> **Requirement**
In the records below, find each line with the word "title" and copy it.

> **Given data**
++++

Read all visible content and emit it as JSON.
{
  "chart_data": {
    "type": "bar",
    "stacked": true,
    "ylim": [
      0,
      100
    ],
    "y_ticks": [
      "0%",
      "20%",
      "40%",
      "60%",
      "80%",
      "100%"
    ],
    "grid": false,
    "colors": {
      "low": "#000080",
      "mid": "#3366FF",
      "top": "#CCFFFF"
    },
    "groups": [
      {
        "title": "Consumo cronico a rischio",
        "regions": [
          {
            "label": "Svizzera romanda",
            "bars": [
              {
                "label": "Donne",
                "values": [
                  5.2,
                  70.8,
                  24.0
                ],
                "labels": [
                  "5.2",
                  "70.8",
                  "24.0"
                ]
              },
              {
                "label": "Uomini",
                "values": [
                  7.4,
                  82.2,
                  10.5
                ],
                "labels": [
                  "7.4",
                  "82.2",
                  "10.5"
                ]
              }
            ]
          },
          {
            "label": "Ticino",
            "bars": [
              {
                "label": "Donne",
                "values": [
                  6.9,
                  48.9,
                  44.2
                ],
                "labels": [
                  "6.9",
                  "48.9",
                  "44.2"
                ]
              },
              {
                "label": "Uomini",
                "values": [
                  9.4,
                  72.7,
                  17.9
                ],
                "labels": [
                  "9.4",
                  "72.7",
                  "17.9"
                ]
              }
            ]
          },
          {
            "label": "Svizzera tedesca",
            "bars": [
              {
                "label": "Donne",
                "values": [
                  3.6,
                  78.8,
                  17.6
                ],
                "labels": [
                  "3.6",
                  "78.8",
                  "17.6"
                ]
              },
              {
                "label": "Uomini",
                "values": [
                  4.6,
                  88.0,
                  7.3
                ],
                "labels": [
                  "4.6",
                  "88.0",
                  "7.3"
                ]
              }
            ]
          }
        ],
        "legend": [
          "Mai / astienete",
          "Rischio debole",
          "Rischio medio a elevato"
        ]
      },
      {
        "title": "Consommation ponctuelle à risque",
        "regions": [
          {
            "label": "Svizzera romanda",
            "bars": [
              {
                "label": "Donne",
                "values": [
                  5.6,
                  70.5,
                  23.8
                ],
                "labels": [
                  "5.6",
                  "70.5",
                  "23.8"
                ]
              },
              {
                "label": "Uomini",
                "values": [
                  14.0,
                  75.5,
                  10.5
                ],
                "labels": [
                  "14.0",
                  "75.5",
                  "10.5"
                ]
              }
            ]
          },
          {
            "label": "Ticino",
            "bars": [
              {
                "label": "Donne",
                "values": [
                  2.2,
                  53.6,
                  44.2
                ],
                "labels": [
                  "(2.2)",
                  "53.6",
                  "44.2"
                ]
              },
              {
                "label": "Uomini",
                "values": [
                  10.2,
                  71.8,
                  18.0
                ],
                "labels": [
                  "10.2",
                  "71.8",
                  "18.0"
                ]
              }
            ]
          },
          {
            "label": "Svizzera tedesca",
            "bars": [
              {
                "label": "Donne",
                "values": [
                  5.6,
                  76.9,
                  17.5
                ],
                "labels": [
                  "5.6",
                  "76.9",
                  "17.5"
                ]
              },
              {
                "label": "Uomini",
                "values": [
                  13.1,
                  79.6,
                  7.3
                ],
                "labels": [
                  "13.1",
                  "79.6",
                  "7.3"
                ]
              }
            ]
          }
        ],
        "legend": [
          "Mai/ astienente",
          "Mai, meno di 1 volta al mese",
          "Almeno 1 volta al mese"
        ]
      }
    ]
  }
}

++++

> **Exercise result**
        "title": "Consumo cronico a rischio",
        "title": "Consommation ponctuelle à risque",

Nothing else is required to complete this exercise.